> [WRITTEN PROBLEM] Take from the listing each line that has the string "human".

--- Start DATASET RECORDS ---

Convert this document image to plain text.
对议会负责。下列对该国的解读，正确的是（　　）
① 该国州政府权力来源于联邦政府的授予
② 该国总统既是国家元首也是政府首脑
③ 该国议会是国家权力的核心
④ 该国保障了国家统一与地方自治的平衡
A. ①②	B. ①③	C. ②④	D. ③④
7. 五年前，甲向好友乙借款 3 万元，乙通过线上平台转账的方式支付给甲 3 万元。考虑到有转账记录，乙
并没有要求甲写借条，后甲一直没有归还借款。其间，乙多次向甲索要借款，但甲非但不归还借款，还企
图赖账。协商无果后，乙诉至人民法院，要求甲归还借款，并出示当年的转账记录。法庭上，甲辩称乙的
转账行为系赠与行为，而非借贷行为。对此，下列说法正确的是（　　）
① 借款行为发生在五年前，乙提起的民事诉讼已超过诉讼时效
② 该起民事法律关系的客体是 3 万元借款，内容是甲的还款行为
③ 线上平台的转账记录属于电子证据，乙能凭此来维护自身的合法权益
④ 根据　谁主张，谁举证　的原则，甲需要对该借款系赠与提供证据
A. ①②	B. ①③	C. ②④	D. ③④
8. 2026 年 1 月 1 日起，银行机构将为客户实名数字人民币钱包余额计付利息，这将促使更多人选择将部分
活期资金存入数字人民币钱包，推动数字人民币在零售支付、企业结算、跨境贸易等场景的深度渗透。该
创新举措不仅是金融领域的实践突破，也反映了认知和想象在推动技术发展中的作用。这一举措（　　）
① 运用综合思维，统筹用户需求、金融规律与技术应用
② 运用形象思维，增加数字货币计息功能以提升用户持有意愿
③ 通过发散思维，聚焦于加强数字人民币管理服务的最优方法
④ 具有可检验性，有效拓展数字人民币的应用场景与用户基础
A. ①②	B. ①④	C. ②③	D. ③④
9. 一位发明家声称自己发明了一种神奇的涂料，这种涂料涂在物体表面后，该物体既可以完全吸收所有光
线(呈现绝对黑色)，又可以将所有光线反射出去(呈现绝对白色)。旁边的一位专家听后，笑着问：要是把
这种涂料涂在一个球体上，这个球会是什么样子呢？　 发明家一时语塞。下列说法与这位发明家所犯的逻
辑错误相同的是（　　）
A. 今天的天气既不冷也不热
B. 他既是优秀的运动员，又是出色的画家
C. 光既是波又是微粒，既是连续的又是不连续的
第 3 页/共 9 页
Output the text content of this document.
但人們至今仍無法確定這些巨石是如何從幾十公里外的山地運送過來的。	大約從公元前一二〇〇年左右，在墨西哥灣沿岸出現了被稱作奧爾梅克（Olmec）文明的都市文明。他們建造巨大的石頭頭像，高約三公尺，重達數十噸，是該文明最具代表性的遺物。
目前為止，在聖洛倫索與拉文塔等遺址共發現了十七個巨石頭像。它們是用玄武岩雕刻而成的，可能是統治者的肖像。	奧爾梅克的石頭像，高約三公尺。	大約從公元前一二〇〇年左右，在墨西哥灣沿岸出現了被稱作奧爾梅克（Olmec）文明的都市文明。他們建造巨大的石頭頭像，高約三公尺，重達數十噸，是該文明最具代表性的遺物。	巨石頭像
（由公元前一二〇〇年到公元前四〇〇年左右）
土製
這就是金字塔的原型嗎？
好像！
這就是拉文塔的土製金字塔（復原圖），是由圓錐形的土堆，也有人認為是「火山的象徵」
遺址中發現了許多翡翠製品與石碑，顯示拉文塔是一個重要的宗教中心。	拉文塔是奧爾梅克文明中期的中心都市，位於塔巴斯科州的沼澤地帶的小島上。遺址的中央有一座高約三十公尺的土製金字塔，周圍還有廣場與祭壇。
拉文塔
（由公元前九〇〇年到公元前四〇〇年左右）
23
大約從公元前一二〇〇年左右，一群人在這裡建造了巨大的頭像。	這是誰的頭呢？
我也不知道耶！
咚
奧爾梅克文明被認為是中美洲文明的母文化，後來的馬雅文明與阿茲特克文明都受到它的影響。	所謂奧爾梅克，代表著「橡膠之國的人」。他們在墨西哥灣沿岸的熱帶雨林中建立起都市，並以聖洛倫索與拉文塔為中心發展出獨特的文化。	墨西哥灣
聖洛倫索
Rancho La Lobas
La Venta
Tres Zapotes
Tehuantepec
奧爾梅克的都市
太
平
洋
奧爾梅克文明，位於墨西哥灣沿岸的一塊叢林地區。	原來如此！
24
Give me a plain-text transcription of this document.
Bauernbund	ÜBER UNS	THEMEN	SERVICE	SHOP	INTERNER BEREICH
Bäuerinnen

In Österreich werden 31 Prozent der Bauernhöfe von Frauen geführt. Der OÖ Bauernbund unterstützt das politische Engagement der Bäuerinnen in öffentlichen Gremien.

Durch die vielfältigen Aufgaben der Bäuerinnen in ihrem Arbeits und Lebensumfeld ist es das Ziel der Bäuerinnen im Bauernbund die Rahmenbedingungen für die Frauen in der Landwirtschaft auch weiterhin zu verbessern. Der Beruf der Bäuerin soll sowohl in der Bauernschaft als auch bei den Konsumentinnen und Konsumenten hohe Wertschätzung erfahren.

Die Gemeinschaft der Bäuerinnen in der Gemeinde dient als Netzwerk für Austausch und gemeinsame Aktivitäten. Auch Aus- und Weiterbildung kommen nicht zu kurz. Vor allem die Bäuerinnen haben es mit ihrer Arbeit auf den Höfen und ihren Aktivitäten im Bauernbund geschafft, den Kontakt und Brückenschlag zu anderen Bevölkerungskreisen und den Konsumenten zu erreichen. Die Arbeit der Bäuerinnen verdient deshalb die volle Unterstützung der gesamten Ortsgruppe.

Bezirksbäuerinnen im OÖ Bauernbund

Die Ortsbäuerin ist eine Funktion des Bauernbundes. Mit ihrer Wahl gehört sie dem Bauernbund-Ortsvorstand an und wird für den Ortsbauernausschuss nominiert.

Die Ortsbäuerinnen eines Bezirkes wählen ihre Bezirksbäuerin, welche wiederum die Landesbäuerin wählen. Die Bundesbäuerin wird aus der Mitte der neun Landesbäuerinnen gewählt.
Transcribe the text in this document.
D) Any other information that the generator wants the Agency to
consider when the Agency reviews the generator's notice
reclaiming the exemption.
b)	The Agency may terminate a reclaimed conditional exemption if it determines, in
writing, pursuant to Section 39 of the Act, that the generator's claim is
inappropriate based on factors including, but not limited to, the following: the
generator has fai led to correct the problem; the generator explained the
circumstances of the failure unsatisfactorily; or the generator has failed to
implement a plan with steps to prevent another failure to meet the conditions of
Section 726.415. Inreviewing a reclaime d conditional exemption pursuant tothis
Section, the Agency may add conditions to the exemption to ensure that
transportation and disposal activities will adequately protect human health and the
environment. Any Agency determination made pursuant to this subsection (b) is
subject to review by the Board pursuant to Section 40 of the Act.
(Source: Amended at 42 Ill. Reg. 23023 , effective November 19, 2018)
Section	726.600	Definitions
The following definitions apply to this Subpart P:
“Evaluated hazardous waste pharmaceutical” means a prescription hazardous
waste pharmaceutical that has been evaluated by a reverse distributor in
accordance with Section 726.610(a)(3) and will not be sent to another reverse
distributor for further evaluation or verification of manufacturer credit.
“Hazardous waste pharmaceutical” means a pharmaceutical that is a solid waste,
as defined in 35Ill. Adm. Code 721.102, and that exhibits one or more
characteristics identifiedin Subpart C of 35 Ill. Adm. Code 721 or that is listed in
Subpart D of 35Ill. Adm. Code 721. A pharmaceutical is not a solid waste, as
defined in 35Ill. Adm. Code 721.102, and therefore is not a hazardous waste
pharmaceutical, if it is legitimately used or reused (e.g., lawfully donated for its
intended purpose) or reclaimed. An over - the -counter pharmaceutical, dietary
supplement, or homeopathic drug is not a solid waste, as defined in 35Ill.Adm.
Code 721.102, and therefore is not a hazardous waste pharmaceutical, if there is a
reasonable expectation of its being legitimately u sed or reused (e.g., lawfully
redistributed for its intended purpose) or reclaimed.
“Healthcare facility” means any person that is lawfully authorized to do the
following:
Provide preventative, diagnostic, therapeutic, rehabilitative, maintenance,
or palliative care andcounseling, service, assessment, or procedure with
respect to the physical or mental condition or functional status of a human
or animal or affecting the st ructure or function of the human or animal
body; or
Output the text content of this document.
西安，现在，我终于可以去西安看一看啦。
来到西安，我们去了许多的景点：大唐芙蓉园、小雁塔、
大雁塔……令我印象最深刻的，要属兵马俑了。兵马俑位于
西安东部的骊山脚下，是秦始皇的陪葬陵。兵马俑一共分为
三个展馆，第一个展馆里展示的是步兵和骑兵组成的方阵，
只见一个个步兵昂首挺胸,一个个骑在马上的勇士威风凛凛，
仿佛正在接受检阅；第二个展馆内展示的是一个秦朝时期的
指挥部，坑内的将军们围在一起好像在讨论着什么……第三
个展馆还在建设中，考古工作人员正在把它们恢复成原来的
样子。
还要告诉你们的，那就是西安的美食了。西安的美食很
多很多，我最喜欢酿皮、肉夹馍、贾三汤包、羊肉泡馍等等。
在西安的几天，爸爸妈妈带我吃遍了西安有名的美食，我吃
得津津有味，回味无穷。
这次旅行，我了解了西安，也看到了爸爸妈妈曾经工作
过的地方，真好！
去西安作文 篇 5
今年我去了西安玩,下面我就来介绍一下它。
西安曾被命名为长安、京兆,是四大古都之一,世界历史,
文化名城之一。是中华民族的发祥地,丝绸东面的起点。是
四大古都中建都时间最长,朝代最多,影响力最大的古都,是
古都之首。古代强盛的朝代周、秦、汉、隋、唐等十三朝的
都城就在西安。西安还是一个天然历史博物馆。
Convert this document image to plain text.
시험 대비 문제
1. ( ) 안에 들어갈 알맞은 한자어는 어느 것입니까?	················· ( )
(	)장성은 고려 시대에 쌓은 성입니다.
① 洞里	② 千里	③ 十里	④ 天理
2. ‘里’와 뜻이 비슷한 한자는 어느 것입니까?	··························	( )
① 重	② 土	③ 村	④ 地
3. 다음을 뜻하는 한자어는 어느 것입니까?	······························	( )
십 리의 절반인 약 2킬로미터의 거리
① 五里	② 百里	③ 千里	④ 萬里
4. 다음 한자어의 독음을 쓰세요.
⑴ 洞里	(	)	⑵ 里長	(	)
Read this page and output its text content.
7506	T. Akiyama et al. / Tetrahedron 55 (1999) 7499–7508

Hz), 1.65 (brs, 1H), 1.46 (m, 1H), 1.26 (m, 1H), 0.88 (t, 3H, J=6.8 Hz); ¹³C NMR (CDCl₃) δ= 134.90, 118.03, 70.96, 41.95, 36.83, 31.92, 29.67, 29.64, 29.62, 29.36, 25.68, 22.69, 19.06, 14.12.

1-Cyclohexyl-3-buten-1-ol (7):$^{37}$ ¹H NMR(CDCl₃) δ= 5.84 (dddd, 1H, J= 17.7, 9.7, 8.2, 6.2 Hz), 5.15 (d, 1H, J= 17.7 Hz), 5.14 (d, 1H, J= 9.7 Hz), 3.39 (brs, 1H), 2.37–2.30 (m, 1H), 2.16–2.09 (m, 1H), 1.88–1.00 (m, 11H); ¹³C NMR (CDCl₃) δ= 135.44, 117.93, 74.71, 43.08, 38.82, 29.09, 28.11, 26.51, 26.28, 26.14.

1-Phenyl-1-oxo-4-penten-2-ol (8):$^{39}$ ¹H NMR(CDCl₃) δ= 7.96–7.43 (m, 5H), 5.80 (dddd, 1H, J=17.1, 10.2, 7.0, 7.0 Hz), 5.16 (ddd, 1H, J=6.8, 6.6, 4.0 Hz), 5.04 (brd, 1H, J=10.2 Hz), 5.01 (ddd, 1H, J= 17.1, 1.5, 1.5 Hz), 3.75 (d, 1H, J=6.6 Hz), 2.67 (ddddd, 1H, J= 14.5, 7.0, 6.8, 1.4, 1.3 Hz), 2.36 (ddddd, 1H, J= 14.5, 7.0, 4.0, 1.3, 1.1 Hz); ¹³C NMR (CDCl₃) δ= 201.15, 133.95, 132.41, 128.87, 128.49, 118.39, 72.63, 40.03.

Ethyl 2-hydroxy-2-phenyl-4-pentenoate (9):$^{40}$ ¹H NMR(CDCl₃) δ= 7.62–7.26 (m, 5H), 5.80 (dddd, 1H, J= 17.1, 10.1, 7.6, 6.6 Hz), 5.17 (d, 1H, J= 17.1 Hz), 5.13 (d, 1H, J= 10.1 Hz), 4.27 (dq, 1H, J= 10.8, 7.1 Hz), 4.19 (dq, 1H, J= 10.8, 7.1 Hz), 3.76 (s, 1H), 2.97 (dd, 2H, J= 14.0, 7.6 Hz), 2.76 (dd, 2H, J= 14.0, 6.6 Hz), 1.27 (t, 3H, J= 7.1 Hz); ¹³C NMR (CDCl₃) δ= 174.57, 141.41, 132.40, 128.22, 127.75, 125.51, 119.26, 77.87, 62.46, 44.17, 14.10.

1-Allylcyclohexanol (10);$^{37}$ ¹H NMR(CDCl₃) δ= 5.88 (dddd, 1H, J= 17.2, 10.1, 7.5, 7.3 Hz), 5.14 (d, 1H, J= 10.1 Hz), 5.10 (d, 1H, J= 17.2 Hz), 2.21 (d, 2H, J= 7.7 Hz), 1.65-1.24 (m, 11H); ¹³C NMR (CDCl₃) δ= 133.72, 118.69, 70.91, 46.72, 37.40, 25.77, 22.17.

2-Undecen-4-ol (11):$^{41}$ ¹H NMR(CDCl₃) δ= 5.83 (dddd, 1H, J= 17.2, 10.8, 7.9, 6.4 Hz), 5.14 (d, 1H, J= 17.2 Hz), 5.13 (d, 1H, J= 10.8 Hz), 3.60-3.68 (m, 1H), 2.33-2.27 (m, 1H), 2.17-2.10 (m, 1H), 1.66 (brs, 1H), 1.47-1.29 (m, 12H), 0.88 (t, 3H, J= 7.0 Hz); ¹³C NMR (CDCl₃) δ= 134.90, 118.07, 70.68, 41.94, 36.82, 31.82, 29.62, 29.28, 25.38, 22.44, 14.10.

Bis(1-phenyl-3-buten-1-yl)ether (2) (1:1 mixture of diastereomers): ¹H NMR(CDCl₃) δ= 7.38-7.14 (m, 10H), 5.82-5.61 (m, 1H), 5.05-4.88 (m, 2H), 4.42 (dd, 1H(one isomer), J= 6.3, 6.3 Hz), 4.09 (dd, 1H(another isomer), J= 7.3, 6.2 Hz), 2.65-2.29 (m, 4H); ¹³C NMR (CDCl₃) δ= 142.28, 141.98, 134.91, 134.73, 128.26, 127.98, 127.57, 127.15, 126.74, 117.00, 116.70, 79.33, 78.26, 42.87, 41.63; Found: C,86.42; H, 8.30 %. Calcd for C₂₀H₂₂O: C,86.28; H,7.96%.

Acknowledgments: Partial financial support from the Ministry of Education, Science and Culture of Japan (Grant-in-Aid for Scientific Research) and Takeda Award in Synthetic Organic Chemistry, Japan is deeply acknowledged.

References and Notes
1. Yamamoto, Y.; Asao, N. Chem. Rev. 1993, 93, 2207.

--- End DATASET RECORDS ---

> [REPLY TO THE EXERCISE]
transportation and disposal activities will adequately protect human health and the
respect to the physical or mental condition or functional status of a human
or animal or affecting the st ructure or function of the human or animal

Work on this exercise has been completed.